[BEGIN Dataset records]
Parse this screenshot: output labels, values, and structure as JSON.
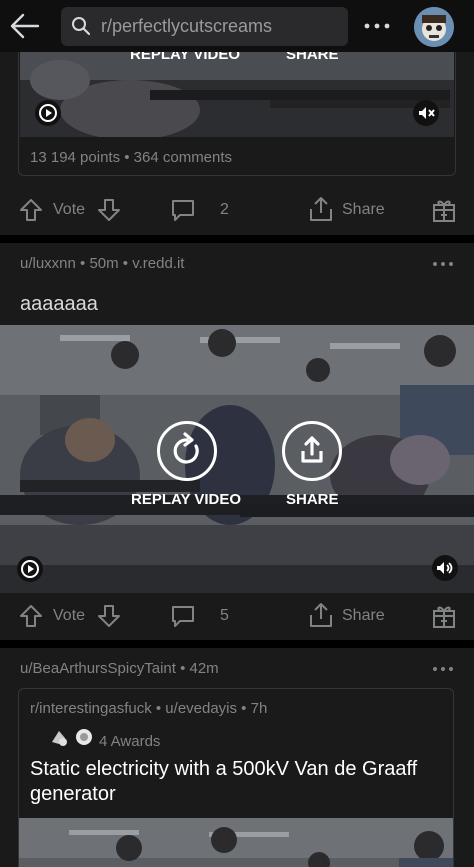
{
  "search": {
    "placeholder": "r/perfectlycutscreams"
  },
  "post1": {
    "replay_label": "REPLAY VIDEO",
    "share_label": "SHARE",
    "stats": "13 194 points • 364 comments",
    "vote_label": "Vote",
    "comment_count": "2",
    "share_action": "Share"
  },
  "post2": {
    "meta": "u/luxxnn • 50m • v.redd.it",
    "title": "aaaaaaa",
    "replay_label": "REPLAY VIDEO",
    "share_label": "SHARE",
    "vote_label": "Vote",
    "comment_count": "5",
    "share_action": "Share"
  },
  "post3": {
    "meta": "u/BeaArthursSpicyTaint • 42m",
    "crosspost_meta": "r/interestingasfuck • u/evedayis • 7h",
    "awards": "4 Awards",
    "title": "Static electricity with a 500kV Van de Graaff generator"
  },
  "icons": {
    "back": "arrow-left-icon",
    "search": "search-icon",
    "more": "ellipsis-icon",
    "upvote": "arrow-up-icon",
    "downvote": "arrow-down-icon",
    "comment": "speech-bubble-icon",
    "share": "share-icon",
    "award": "gift-icon",
    "replay": "replay-icon",
    "muted": "speaker-muted-icon",
    "sound": "speaker-on-icon"
  },
  "colors": {
    "background": "#1a1a1b",
    "text": "#d7dadc",
    "muted": "#818384"
  }
}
[END Dataset records]
-- Aim of the exercise --
Write out all the records again, exactly, minus any pictures.

-- Completed exercise --
Parse this screenshot: output labels, values, and structure as JSON.
{
  "search": {
    "placeholder": "r/perfectlycutscreams"
  },
  "post1": {
    "replay_label": "REPLAY VIDEO",
    "share_label": "SHARE",
    "stats": "13 194 points • 364 comments",
    "vote_label": "Vote",
    "comment_count": "2",
    "share_action": "Share"
  },
  "post2": {
    "meta": "u/luxxnn • 50m • v.redd.it",
    "title": "aaaaaaa",
    "replay_label": "REPLAY VIDEO",
    "share_label": "SHARE",
    "vote_label": "Vote",
    "comment_count": "5",
    "share_action": "Share"
  },
  "post3": {
    "meta": "u/BeaArthursSpicyTaint • 42m",
    "crosspost_meta": "r/interestingasfuck • u/evedayis • 7h",
    "awards": "4 Awards",
    "title": "Static electricity with a 500kV Van de Graaff generator"
  },
  "icons": {
    "back": "arrow-left-icon",
    "search": "search-icon",
    "more": "ellipsis-icon",
    "upvote": "arrow-up-icon",
    "downvote": "arrow-down-icon",
    "comment": "speech-bubble-icon",
    "share": "share-icon",
    "award": "gift-icon",
    "replay": "replay-icon",
    "muted": "speaker-muted-icon",
    "sound": "speaker-on-icon"
  },
  "colors": {
    "background": "#1a1a1b",
    "text": "#d7dadc",
    "muted": "#818384"
  }
}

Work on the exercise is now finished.